*WHAT THE TASK REQUIRES*. Reproduce each record exactly.

*SUPPLIED RECORDS*.
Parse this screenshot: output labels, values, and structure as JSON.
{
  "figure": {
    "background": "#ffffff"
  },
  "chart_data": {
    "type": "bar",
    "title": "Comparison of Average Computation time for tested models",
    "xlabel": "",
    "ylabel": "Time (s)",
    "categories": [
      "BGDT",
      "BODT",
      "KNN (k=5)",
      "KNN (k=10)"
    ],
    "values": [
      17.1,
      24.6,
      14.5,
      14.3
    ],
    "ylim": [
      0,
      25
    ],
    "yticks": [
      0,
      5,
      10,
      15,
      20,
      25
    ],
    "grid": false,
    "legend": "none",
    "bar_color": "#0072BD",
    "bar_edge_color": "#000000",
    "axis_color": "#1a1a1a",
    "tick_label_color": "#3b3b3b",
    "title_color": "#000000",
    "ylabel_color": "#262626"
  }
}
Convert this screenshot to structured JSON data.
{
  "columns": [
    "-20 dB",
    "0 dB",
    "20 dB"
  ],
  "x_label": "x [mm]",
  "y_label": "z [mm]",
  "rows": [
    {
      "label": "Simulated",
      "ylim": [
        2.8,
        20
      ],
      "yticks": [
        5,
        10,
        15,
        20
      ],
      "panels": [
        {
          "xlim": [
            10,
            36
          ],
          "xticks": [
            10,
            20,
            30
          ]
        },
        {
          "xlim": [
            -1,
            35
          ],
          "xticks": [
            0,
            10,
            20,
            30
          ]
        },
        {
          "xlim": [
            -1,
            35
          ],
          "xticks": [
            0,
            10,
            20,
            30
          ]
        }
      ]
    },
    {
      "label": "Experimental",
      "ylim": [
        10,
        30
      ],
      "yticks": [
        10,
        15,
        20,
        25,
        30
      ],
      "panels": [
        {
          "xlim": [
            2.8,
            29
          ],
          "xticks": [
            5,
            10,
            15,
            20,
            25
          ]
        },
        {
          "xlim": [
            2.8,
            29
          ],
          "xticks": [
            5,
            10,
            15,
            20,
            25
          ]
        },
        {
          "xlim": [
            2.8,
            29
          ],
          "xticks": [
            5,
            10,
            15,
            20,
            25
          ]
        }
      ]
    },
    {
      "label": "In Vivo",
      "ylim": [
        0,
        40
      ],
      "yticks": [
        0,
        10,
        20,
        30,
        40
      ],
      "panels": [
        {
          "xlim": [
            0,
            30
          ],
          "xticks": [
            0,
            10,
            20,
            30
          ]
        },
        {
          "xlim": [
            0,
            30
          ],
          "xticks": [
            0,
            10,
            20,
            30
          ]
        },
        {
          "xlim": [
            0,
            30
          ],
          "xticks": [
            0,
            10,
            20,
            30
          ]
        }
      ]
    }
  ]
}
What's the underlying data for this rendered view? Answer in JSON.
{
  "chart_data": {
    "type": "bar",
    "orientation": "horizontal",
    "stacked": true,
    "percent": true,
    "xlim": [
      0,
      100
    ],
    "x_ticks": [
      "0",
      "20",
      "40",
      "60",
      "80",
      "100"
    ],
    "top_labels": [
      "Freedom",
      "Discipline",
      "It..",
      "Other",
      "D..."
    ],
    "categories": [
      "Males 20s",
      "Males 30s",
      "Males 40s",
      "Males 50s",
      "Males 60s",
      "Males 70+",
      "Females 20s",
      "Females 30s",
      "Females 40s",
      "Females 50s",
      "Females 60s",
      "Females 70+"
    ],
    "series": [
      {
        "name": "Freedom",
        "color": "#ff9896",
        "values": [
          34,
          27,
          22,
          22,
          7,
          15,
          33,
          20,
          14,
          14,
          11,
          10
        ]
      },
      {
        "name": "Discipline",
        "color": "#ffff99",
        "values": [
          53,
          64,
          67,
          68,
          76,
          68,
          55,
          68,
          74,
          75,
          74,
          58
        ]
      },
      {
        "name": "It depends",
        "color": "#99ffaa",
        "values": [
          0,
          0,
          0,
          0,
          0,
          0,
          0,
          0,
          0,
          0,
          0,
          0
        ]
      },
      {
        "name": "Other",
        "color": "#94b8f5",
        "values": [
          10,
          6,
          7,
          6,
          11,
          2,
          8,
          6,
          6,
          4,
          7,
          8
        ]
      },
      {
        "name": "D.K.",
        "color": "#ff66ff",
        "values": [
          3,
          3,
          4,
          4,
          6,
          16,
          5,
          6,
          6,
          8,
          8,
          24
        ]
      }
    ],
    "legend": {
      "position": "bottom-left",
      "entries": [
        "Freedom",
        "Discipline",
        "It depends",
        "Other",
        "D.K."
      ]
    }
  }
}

*EXERCISE SOLUTION*.
Parse this screenshot: output labels, values, and structure as JSON.
{
  "figure": {
    "background": "#ffffff"
  },
  "chart_data": {
    "type": "bar",
    "title": "Comparison of Average Computation time for tested models",
    "xlabel": "",
    "ylabel": "Time (s)",
    "categories": [
      "BGDT",
      "BODT",
      "KNN (k=5)",
      "KNN (k=10)"
    ],
    "values": [
      17.1,
      24.6,
      14.5,
      14.3
    ],
    "ylim": [
      0,
      25
    ],
    "yticks": [
      0,
      5,
      10,
      15,
      20,
      25
    ],
    "grid": false,
    "legend": "none",
    "bar_color": "#0072BD",
    "bar_edge_color": "#000000",
    "axis_color": "#1a1a1a",
    "tick_label_color": "#3b3b3b",
    "title_color": "#000000",
    "ylabel_color": "#262626"
  }
}
Convert this screenshot to structured JSON data.
{
  "columns": [
    "-20 dB",
    "0 dB",
    "20 dB"
  ],
  "x_label": "x [mm]",
  "y_label": "z [mm]",
  "rows": [
    {
      "label": "Simulated",
      "ylim": [
        2.8,
        20
      ],
      "yticks": [
        5,
        10,
        15,
        20
      ],
      "panels": [
        {
          "xlim": [
            10,
            36
          ],
          "xticks": [
            10,
            20,
            30
          ]
        },
        {
          "xlim": [
            -1,
            35
          ],
          "xticks": [
            0,
            10,
            20,
            30
          ]
        },
        {
          "xlim": [
            -1,
            35
          ],
          "xticks": [
            0,
            10,
            20,
            30
          ]
        }
      ]
    },
    {
      "label": "Experimental",
      "ylim": [
        10,
        30
      ],
      "yticks": [
        10,
        15,
        20,
        25,
        30
      ],
      "panels": [
        {
          "xlim": [
            2.8,
            29
          ],
          "xticks": [
            5,
            10,
            15,
            20,
            25
          ]
        },
        {
          "xlim": [
            2.8,
            29
          ],
          "xticks": [
            5,
            10,
            15,
            20,
            25
          ]
        },
        {
          "xlim": [
            2.8,
            29
          ],
          "xticks": [
            5,
            10,
            15,
            20,
            25
          ]
        }
      ]
    },
    {
      "label": "In Vivo",
      "ylim": [
        0,
        40
      ],
      "yticks": [
        0,
        10,
        20,
        30,
        40
      ],
      "panels": [
        {
          "xlim": [
            0,
            30
          ],
          "xticks": [
            0,
            10,
            20,
            30
          ]
        },
        {
          "xlim": [
            0,
            30
          ],
          "xticks": [
            0,
            10,
            20,
            30
          ]
        },
        {
          "xlim": [
            0,
            30
          ],
          "xticks": [
            0,
            10,
            20,
            30
          ]
        }
      ]
    }
  ]
}
What's the underlying data for this rendered view? Answer in JSON.
{
  "chart_data": {
    "type": "bar",
    "orientation": "horizontal",
    "stacked": true,
    "percent": true,
    "xlim": [
      0,
      100
    ],
    "x_ticks": [
      "0",
      "20",
      "40",
      "60",
      "80",
      "100"
    ],
    "top_labels": [
      "Freedom",
      "Discipline",
      "It..",
      "Other",
      "D..."
    ],
    "categories": [
      "Males 20s",
      "Males 30s",
      "Males 40s",
      "Males 50s",
      "Males 60s",
      "Males 70+",
      "Females 20s",
      "Females 30s",
      "Females 40s",
      "Females 50s",
      "Females 60s",
      "Females 70+"
    ],
    "series": [
      {
        "name": "Freedom",
        "color": "#ff9896",
        "values": [
          34,
          27,
          22,
          22,
          7,
          15,
          33,
          20,
          14,
          14,
          11,
          10
        ]
      },
      {
        "name": "Discipline",
        "color": "#ffff99",
        "values": [
          53,
          64,
          67,
          68,
          76,
          68,
          55,
          68,
          74,
          75,
          74,
          58
        ]
      },
      {
        "name": "It depends",
        "color": "#99ffaa",
        "values": [
          0,
          0,
          0,
          0,
          0,
          0,
          0,
          0,
          0,
          0,
          0,
          0
        ]
      },
      {
        "name": "Other",
        "color": "#94b8f5",
        "values": [
          10,
          6,
          7,
          6,
          11,
          2,
          8,
          6,
          6,
          4,
          7,
          8
        ]
      },
      {
        "name": "D.K.",
        "color": "#ff66ff",
        "values": [
          3,
          3,
          4,
          4,
          6,
          16,
          5,
          6,
          6,
          8,
          8,
          24
        ]
      }
    ],
    "legend": {
      "position": "bottom-left",
      "entries": [
        "Freedom",
        "Discipline",
        "It depends",
        "Other",
        "D.K."
      ]
    }
  }
}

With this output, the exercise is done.